Stored entries:
>>>>>

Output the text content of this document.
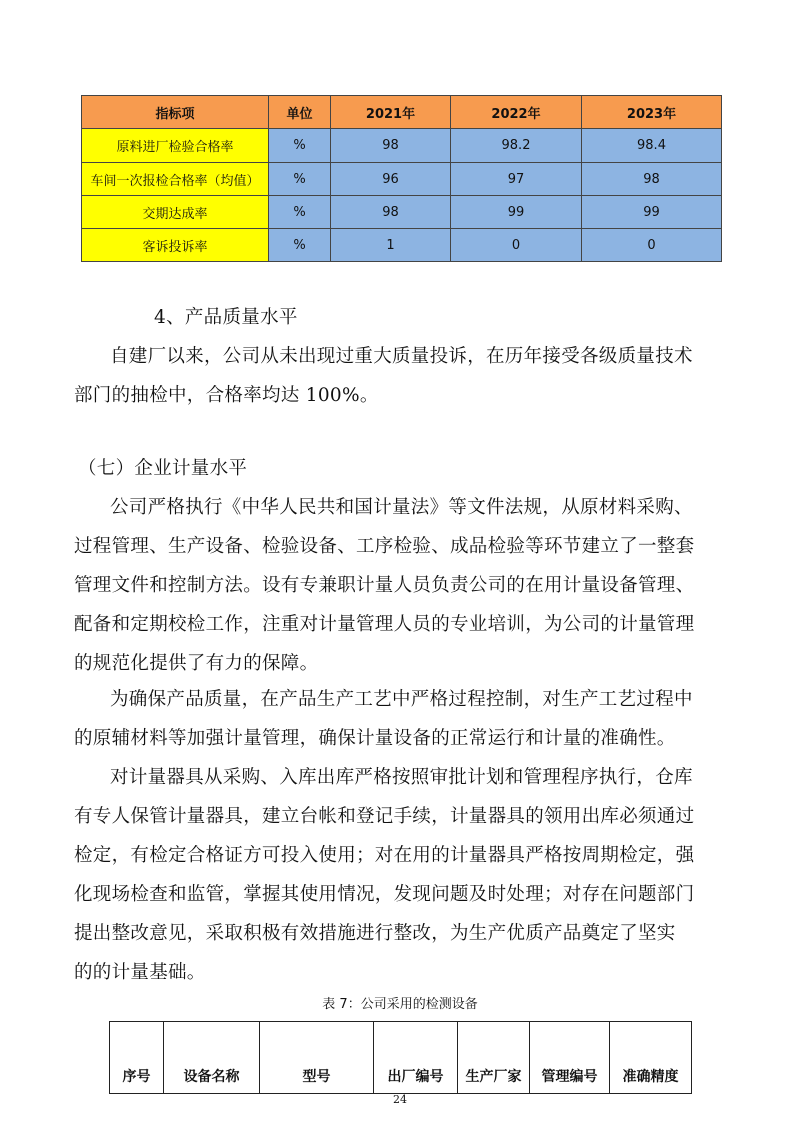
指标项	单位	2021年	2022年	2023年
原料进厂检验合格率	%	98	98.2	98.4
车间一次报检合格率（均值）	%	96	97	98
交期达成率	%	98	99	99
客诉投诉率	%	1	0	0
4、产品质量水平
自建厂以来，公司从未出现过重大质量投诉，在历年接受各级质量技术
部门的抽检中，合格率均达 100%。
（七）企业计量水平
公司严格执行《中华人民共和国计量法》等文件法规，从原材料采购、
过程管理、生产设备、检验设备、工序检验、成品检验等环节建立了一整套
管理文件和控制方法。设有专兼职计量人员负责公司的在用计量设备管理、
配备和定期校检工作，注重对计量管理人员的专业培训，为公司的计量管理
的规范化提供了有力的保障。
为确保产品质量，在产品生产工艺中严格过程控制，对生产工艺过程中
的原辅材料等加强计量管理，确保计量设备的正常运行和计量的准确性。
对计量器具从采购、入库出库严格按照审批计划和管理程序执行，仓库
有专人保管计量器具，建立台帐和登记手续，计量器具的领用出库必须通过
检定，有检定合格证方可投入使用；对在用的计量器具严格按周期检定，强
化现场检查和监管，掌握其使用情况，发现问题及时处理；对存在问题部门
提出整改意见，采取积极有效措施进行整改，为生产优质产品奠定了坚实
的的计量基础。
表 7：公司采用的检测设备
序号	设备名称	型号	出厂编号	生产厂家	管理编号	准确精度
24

<<<<<

Copy the records exactly. Skip the pictures.

Output the text content of this document.
指标项	单位	2021年	2022年	2023年
原料进厂检验合格率	%	98	98.2	98.4
车间一次报检合格率（均值）	%	96	97	98
交期达成率	%	98	99	99
客诉投诉率	%	1	0	0
4、产品质量水平
自建厂以来，公司从未出现过重大质量投诉，在历年接受各级质量技术
部门的抽检中，合格率均达 100%。
（七）企业计量水平
公司严格执行《中华人民共和国计量法》等文件法规，从原材料采购、
过程管理、生产设备、检验设备、工序检验、成品检验等环节建立了一整套
管理文件和控制方法。设有专兼职计量人员负责公司的在用计量设备管理、
配备和定期校检工作，注重对计量管理人员的专业培训，为公司的计量管理
的规范化提供了有力的保障。
为确保产品质量，在产品生产工艺中严格过程控制，对生产工艺过程中
的原辅材料等加强计量管理，确保计量设备的正常运行和计量的准确性。
对计量器具从采购、入库出库严格按照审批计划和管理程序执行，仓库
有专人保管计量器具，建立台帐和登记手续，计量器具的领用出库必须通过
检定，有检定合格证方可投入使用；对在用的计量器具严格按周期检定，强
化现场检查和监管，掌握其使用情况，发现问题及时处理；对存在问题部门
提出整改意见，采取积极有效措施进行整改，为生产优质产品奠定了坚实
的的计量基础。
表 7：公司采用的检测设备
序号	设备名称	型号	出厂编号	生产厂家	管理编号	准确精度
24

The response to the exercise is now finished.